What is asked:
Note each line that includes the word "structured". Copy those lines.
★ ★ ★
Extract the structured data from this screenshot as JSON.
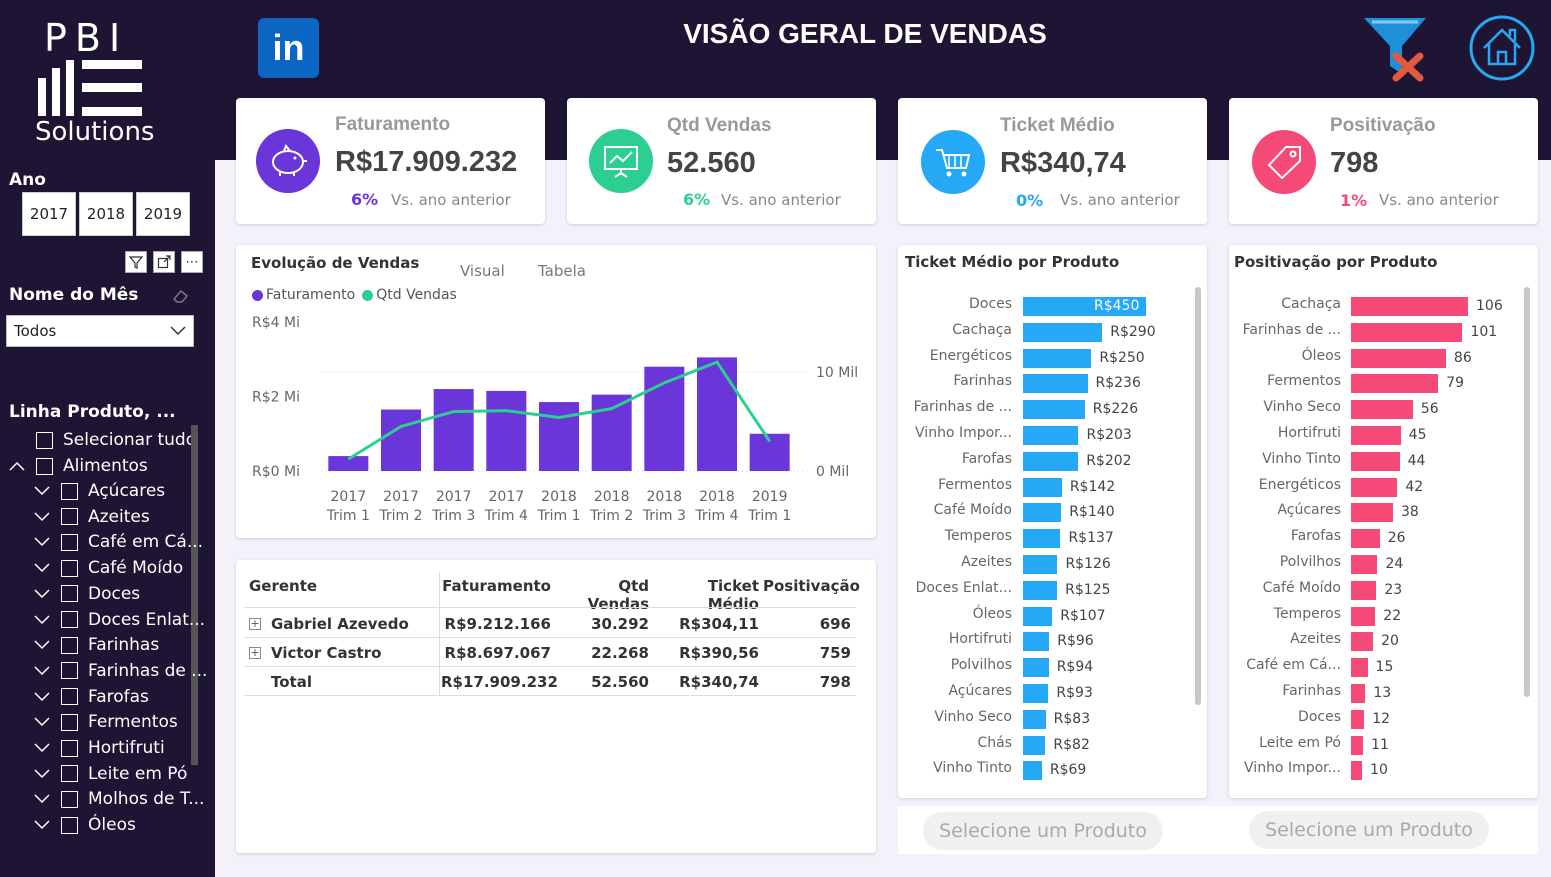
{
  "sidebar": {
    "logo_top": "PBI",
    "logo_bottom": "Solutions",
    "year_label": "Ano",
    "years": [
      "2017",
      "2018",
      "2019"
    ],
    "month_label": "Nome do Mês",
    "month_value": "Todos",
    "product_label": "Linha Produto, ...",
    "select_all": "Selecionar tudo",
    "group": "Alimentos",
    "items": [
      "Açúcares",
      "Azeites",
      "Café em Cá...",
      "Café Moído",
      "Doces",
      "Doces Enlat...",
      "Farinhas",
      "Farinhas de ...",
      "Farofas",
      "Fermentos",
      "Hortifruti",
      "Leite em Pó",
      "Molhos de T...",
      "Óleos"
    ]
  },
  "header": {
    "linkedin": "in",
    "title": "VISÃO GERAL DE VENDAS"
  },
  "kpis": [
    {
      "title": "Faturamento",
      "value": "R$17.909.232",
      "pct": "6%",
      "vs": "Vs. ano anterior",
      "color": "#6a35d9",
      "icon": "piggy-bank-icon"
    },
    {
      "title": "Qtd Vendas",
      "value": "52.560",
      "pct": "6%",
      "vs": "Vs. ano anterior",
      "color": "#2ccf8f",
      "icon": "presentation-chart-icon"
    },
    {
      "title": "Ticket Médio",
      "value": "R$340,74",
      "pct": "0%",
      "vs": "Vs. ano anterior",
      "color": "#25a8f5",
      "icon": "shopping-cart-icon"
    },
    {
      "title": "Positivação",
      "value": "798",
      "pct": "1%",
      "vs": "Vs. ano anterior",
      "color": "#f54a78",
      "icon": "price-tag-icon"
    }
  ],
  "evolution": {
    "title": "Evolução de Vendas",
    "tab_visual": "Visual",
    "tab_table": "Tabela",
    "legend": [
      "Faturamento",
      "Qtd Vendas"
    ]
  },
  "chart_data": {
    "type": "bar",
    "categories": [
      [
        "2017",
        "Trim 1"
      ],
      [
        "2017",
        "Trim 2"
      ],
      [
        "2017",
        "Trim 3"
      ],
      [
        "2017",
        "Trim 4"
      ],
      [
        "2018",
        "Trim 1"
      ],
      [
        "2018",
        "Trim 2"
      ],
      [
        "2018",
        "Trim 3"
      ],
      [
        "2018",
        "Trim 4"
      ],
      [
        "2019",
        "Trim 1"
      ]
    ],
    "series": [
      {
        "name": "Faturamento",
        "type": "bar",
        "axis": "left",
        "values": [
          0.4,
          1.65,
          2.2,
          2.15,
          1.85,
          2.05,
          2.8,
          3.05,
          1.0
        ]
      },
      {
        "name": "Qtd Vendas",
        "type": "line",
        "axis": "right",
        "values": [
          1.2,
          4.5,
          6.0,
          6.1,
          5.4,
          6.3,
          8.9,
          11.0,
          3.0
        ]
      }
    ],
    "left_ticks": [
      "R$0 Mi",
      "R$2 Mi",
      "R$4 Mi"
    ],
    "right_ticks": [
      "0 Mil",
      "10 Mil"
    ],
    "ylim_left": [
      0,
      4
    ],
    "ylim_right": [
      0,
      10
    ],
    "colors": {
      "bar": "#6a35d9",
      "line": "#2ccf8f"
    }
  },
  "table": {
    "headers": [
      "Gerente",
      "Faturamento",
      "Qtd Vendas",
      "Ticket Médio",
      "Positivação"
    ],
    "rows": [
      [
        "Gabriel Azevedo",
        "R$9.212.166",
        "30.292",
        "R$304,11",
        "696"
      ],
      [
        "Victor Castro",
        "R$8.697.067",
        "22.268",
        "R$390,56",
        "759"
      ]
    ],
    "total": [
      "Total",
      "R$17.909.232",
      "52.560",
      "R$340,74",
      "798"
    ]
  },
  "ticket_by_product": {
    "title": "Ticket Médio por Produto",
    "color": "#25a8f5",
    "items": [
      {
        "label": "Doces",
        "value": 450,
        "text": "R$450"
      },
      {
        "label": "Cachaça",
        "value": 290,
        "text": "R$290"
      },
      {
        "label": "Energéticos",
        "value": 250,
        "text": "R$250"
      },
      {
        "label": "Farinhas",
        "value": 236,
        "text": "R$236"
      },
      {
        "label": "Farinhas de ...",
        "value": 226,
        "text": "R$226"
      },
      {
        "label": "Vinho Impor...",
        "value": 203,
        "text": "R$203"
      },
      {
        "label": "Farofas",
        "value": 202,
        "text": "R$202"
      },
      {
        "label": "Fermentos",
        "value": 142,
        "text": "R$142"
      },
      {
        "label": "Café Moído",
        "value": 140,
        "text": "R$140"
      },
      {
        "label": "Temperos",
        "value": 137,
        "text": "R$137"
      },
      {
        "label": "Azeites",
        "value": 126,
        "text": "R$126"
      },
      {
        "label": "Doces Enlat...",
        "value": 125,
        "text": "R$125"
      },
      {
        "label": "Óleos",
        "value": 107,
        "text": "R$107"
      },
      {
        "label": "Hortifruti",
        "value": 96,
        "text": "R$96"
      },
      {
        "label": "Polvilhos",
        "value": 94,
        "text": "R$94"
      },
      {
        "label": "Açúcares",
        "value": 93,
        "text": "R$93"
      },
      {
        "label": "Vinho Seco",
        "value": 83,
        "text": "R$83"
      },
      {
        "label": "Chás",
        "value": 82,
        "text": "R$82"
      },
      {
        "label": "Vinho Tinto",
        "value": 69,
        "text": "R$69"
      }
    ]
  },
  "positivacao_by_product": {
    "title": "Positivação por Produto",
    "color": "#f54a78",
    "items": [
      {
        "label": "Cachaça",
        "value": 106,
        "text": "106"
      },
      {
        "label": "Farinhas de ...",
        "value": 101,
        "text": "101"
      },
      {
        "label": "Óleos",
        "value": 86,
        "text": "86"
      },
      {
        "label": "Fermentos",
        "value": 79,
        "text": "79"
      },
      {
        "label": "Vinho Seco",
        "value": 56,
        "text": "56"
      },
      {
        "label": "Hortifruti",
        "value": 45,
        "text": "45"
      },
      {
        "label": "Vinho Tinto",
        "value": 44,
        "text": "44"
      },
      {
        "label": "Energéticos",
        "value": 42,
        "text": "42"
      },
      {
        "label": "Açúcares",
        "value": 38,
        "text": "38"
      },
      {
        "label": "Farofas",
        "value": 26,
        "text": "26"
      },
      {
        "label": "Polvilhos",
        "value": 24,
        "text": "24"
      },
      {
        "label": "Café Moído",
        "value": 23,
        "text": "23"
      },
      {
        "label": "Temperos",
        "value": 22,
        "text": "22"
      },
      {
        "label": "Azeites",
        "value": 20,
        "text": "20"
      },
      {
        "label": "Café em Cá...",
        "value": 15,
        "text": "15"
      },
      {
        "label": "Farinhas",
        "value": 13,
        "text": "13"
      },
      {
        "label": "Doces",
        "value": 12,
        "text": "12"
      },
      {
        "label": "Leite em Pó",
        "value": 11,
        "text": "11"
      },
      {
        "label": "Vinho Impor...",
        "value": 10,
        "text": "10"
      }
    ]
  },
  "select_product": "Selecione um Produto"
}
★ ★ ★
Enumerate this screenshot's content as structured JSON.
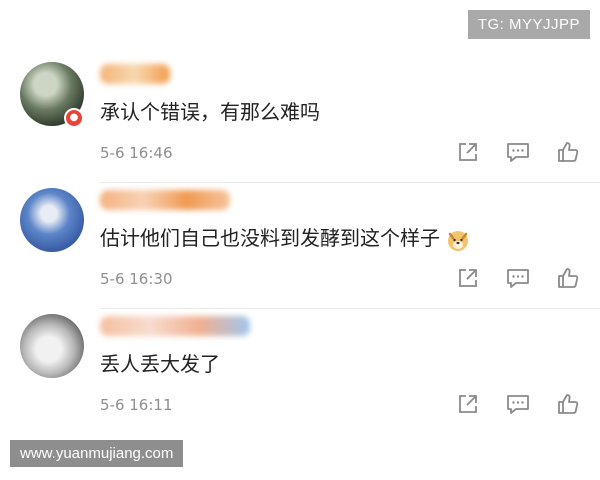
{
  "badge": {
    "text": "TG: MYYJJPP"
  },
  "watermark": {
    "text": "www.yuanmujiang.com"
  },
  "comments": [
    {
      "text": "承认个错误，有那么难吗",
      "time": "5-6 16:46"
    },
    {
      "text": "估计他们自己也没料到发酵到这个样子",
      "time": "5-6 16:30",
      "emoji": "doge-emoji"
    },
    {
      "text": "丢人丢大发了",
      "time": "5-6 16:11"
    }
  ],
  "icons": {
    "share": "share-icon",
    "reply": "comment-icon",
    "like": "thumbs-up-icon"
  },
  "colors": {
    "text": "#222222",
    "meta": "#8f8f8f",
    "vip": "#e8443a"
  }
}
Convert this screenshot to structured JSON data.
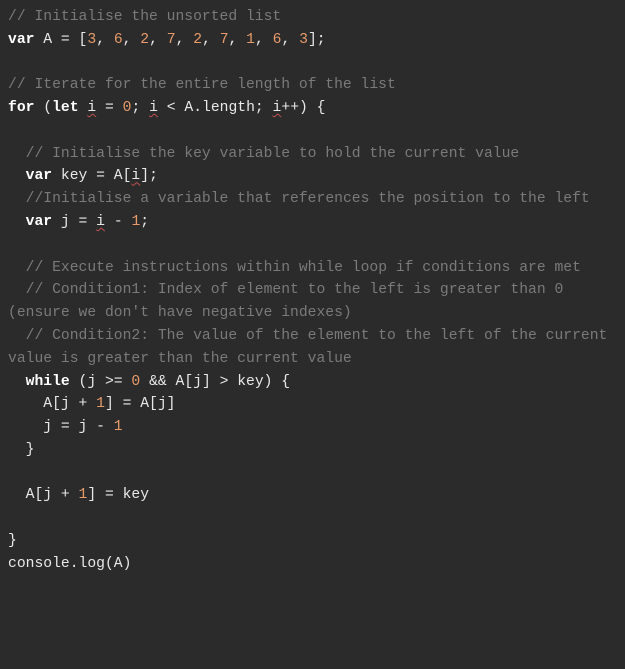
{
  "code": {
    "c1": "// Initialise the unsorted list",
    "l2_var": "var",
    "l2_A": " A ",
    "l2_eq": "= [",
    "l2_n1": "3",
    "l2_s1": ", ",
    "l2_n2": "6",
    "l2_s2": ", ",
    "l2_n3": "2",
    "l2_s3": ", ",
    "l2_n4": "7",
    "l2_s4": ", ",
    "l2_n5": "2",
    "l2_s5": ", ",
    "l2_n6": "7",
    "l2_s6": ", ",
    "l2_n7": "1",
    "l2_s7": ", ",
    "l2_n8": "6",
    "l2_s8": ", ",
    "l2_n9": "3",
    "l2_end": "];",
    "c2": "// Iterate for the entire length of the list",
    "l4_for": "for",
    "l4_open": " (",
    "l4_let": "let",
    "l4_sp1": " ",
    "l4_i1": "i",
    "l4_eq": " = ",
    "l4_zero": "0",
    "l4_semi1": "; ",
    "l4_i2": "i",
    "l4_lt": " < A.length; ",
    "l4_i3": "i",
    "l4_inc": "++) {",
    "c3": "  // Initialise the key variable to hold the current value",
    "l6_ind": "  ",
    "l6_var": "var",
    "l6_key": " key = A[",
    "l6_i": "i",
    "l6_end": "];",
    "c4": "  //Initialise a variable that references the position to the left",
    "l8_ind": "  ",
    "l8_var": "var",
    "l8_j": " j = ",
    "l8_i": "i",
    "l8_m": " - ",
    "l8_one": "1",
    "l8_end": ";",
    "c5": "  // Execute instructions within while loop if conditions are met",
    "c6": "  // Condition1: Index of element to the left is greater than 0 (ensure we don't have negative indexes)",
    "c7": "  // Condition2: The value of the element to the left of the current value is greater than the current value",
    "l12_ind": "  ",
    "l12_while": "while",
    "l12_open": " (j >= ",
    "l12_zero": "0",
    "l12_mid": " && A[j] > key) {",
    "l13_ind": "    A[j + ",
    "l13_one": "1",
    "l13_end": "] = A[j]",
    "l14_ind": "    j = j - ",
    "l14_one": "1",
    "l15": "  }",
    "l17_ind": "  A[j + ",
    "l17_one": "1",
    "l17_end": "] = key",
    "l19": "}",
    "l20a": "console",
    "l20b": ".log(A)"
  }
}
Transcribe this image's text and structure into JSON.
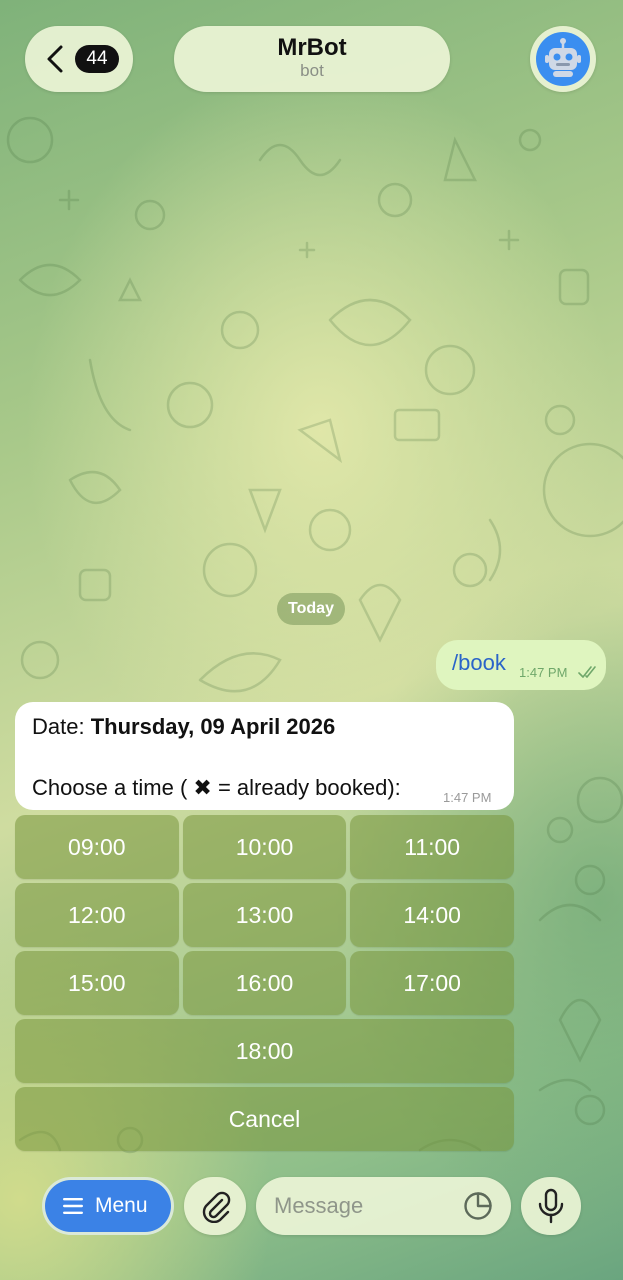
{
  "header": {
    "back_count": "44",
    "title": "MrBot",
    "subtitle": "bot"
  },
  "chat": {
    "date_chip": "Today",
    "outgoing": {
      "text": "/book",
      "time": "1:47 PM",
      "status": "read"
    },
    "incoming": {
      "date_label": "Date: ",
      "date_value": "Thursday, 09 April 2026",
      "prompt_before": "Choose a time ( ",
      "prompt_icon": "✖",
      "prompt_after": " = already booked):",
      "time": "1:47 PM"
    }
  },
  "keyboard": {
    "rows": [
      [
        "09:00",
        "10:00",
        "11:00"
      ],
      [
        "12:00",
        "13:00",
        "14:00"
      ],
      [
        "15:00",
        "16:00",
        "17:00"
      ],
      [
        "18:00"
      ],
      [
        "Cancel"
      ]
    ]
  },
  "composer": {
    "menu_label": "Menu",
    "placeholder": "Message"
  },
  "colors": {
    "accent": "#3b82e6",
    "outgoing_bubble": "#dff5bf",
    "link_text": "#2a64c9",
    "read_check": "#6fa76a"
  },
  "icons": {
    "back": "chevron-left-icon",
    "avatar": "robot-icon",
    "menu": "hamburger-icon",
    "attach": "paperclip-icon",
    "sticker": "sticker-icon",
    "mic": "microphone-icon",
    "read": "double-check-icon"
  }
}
★ ★ ★
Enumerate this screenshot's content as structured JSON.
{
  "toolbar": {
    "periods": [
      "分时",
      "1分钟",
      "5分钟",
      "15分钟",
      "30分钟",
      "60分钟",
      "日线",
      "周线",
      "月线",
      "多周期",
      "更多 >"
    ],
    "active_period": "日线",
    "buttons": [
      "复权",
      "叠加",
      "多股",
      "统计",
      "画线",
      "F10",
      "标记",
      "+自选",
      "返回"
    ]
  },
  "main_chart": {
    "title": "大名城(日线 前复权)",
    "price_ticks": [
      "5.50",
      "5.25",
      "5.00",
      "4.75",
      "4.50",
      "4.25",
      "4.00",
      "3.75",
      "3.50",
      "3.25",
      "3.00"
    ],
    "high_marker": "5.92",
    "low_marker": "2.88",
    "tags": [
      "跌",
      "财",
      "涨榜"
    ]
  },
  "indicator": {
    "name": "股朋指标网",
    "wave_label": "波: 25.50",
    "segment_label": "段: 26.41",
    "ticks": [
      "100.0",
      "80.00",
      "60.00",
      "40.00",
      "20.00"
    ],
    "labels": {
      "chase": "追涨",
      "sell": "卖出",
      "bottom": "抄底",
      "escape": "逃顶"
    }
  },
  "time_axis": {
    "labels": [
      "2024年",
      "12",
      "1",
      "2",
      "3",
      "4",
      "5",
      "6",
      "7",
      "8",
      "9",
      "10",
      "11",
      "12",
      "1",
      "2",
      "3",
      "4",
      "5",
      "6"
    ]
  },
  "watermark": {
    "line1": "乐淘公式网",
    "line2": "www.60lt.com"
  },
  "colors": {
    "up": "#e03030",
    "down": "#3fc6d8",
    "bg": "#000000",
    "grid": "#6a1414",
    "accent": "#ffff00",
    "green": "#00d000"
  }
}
★ ★ ★
Result:
Extract the structured data from this screenshot as JSON.
Enumerate this screenshot's content as structured JSON.
Convert this screenshot to structured JSON data.
Enumerate this screenshot's content as structured JSON.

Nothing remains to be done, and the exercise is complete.